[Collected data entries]
++++++++++

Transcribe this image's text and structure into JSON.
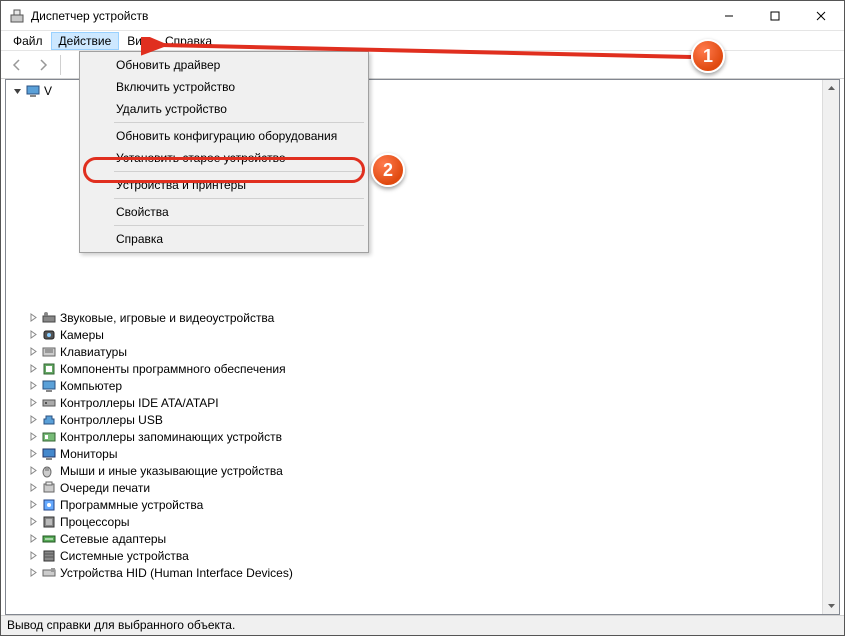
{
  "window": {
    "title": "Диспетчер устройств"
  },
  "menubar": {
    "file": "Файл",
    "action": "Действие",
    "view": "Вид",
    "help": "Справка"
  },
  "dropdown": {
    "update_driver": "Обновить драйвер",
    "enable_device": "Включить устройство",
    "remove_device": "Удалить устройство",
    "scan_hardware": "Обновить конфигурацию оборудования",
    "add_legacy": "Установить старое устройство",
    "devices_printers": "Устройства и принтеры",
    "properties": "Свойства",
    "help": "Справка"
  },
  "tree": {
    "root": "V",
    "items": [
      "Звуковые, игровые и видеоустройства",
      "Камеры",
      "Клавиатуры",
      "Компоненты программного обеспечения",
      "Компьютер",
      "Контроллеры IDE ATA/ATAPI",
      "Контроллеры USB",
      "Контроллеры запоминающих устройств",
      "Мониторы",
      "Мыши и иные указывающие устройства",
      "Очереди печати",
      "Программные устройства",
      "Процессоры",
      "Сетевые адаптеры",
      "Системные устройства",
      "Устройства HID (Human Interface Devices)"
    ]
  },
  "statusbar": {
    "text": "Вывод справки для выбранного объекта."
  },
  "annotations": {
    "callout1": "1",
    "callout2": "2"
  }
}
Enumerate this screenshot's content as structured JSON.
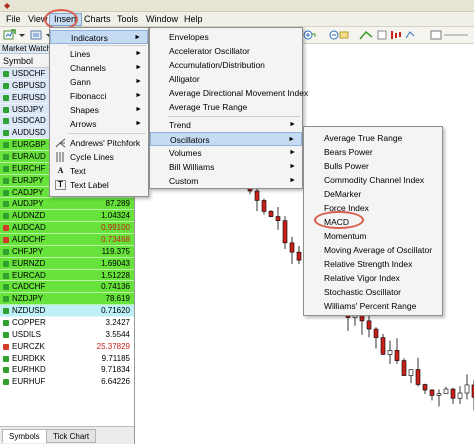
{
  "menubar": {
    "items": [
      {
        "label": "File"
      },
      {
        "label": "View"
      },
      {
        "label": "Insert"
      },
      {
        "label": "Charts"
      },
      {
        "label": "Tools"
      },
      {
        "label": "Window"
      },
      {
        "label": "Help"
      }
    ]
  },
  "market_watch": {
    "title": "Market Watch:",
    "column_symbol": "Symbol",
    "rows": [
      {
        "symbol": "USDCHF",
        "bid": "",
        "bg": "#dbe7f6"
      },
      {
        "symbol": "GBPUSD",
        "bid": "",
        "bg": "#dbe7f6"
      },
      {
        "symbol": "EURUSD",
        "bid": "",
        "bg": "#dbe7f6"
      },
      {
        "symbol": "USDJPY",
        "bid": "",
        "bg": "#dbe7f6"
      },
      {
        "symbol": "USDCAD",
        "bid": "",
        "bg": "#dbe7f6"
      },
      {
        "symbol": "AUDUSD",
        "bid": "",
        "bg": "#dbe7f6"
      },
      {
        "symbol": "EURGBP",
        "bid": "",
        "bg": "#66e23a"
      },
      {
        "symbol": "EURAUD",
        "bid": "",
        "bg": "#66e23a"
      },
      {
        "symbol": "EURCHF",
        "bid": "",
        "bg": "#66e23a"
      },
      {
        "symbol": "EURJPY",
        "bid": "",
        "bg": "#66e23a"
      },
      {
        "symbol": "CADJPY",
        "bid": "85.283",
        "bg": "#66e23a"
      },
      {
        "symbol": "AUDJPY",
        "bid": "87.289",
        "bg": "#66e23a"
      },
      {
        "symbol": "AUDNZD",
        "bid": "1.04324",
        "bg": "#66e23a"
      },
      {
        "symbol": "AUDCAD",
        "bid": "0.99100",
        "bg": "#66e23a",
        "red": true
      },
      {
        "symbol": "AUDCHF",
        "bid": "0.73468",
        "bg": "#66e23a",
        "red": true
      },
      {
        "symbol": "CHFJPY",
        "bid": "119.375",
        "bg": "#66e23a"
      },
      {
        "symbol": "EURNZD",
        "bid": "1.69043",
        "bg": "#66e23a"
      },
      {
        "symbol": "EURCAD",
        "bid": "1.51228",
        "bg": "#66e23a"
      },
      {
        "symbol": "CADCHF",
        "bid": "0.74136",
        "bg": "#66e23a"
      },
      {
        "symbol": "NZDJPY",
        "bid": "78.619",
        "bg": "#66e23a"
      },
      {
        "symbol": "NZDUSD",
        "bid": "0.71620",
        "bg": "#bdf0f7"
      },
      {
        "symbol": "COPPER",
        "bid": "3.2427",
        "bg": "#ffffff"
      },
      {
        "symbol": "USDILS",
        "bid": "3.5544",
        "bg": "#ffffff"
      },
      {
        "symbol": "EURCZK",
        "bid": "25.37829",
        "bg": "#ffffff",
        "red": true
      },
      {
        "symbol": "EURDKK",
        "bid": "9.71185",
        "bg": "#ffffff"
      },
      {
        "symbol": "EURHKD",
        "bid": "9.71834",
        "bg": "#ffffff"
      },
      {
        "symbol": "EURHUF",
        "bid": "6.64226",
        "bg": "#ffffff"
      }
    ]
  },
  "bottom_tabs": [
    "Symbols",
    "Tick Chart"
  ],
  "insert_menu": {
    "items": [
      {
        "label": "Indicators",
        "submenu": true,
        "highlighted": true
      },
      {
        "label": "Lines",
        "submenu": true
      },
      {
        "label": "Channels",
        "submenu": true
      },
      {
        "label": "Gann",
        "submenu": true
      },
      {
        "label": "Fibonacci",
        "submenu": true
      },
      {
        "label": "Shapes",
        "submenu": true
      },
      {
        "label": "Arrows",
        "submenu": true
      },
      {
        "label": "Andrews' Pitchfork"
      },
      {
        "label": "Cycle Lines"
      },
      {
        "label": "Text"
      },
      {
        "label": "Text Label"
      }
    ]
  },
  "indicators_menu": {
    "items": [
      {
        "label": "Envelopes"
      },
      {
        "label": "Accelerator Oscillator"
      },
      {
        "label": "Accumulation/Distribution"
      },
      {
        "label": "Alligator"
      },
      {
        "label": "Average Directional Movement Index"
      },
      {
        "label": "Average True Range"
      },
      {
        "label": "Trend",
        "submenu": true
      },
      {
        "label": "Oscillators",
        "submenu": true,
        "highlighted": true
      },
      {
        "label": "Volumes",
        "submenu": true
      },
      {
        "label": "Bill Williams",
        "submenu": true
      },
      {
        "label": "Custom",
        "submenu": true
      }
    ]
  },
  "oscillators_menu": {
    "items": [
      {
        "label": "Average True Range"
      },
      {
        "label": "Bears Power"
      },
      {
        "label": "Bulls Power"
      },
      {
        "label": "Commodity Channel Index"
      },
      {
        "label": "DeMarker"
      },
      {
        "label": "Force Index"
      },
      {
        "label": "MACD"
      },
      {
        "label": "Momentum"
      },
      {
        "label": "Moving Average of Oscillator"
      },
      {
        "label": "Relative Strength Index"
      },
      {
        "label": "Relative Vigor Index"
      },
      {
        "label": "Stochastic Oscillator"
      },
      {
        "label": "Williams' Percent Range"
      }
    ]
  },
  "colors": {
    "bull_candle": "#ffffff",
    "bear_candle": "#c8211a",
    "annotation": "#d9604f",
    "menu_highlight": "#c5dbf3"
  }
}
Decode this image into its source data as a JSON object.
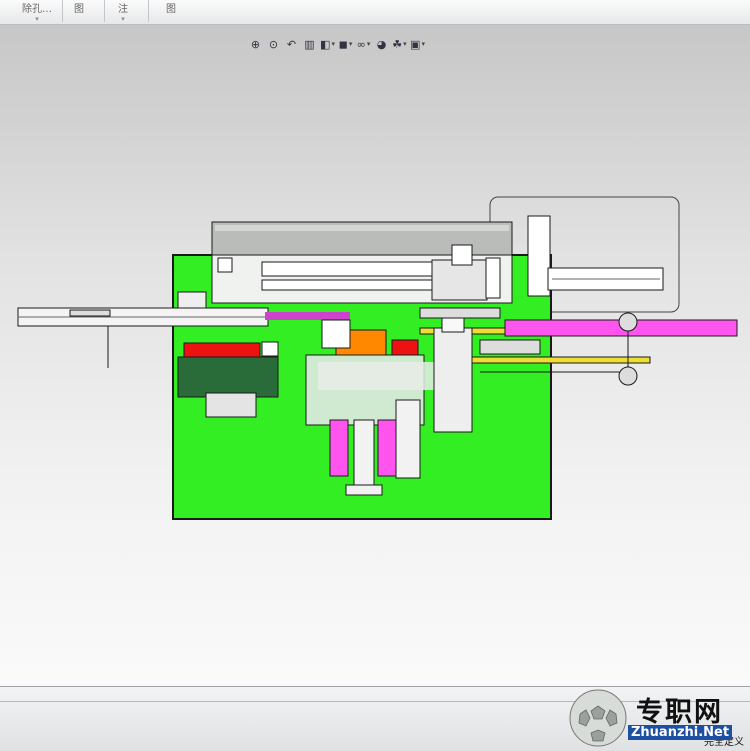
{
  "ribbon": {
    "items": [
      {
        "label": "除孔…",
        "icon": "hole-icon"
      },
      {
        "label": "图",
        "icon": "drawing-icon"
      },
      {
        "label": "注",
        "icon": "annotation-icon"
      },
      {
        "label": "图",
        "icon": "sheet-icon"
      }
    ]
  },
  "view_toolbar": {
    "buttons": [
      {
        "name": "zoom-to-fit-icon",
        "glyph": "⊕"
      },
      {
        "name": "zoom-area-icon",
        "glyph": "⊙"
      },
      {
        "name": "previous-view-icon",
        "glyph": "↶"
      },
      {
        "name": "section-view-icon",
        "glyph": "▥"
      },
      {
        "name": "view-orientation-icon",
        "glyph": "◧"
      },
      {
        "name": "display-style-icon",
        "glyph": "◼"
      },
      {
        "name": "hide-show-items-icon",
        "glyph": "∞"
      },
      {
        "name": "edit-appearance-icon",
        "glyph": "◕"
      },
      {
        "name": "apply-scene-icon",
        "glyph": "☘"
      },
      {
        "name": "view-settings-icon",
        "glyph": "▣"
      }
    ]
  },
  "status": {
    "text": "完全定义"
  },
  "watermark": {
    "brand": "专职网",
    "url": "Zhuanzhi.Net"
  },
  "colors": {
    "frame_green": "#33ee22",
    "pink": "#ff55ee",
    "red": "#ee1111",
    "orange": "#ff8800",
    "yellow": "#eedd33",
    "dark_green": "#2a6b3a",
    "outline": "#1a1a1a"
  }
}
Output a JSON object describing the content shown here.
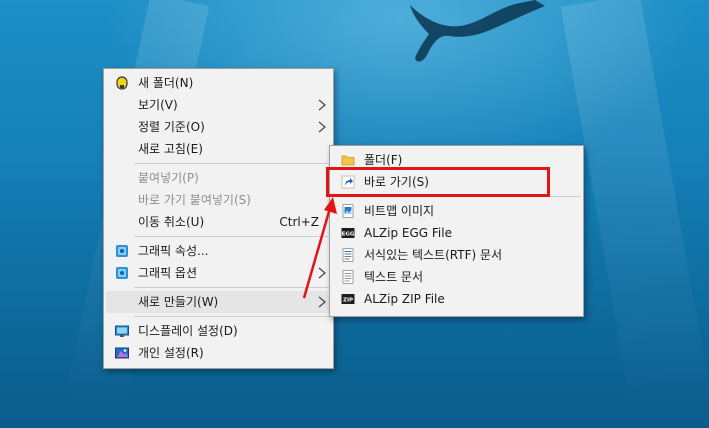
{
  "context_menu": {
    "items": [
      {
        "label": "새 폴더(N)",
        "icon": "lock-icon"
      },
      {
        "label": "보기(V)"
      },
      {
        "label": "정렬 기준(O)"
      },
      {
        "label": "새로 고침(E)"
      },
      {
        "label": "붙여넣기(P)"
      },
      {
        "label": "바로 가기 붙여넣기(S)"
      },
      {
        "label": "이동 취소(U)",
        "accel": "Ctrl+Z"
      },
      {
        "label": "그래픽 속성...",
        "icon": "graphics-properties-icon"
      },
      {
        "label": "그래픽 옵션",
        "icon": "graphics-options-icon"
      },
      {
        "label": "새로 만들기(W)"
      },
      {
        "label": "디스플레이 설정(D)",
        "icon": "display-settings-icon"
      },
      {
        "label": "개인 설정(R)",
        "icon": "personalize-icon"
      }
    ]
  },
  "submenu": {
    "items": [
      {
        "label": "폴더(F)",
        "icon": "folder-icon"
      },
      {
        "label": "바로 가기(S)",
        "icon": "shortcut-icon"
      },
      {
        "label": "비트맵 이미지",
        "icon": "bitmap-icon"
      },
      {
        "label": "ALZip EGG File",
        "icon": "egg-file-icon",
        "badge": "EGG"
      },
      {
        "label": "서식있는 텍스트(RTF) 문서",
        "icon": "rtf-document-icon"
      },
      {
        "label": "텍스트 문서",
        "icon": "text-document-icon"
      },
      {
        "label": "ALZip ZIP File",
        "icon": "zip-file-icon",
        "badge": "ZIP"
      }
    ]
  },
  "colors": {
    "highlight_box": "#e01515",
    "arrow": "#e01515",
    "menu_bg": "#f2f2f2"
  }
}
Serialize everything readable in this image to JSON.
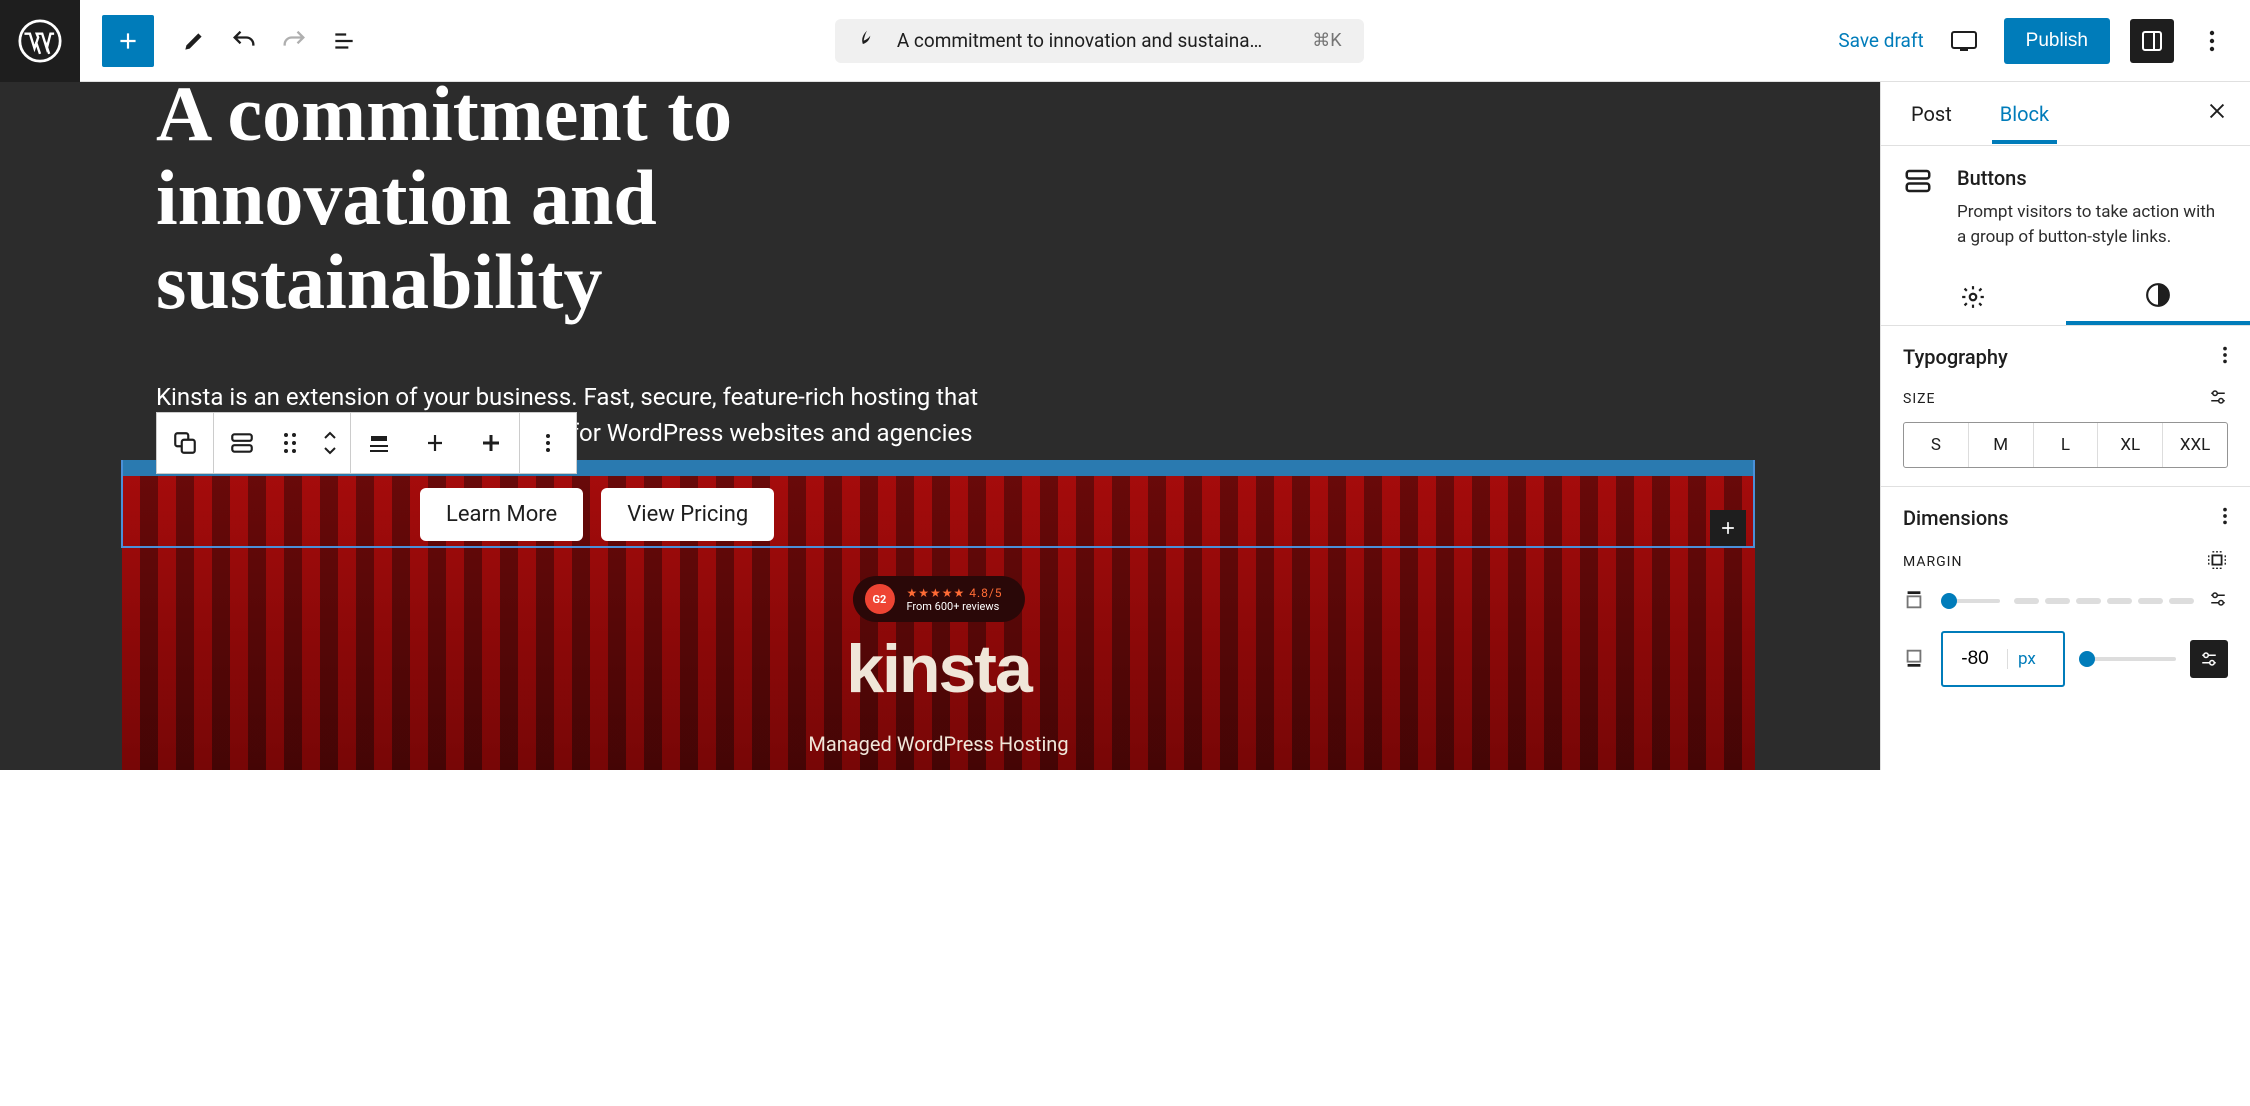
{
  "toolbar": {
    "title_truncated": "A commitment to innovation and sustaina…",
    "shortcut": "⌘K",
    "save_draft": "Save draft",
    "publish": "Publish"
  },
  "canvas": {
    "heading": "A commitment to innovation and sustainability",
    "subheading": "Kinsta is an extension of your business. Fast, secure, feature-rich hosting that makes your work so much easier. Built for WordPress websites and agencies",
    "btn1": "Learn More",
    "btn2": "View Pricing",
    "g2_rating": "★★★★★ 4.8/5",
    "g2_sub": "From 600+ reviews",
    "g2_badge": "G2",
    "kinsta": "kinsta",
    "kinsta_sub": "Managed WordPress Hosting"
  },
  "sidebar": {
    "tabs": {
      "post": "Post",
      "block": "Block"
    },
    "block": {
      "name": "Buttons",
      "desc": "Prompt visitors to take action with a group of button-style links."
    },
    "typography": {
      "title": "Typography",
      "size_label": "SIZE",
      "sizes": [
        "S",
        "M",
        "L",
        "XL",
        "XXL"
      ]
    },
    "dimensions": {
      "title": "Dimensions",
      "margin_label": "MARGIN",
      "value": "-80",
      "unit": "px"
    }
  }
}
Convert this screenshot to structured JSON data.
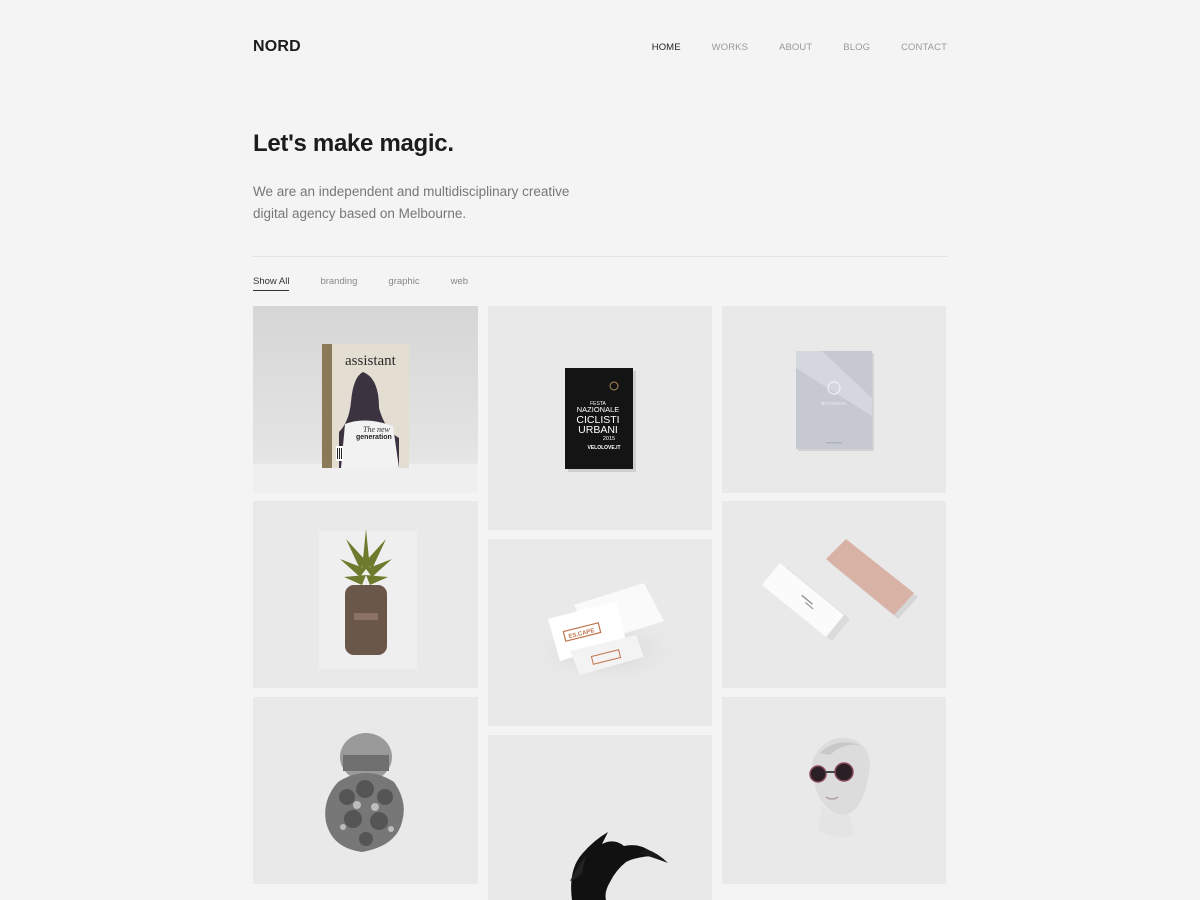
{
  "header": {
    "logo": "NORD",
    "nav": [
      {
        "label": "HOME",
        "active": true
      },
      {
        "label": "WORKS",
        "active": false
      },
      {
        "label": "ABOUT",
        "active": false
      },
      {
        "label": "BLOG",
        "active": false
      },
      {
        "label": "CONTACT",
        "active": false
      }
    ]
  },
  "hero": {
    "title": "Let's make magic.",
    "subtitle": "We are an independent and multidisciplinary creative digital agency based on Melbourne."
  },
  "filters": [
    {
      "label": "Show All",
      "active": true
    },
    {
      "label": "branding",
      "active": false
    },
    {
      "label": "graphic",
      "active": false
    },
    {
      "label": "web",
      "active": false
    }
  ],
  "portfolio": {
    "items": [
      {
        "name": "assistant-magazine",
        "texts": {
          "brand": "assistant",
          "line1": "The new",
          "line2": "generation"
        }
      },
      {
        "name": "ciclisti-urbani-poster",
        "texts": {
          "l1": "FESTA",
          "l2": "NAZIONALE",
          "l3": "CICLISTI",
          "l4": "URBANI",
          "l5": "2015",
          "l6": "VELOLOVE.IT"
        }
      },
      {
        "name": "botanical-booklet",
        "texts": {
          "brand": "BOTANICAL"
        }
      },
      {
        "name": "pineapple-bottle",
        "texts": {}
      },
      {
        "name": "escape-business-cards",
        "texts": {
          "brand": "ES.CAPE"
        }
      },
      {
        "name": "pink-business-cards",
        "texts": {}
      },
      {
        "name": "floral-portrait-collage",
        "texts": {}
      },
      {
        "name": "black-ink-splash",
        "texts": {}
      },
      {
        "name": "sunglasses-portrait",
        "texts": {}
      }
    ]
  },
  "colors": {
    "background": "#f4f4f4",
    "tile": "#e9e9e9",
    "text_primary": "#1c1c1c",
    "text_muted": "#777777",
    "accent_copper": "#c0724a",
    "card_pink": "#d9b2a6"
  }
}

++++++++++

◆ WHAT YOU ARE ASKED TO DO:
Copy in full each line that holds the word "image".

◆ RESULT:
Transcribe this image's text and structure into JSON.
Decode this image into its source data as a JSON object.
Serialize everything readable in this image to JSON.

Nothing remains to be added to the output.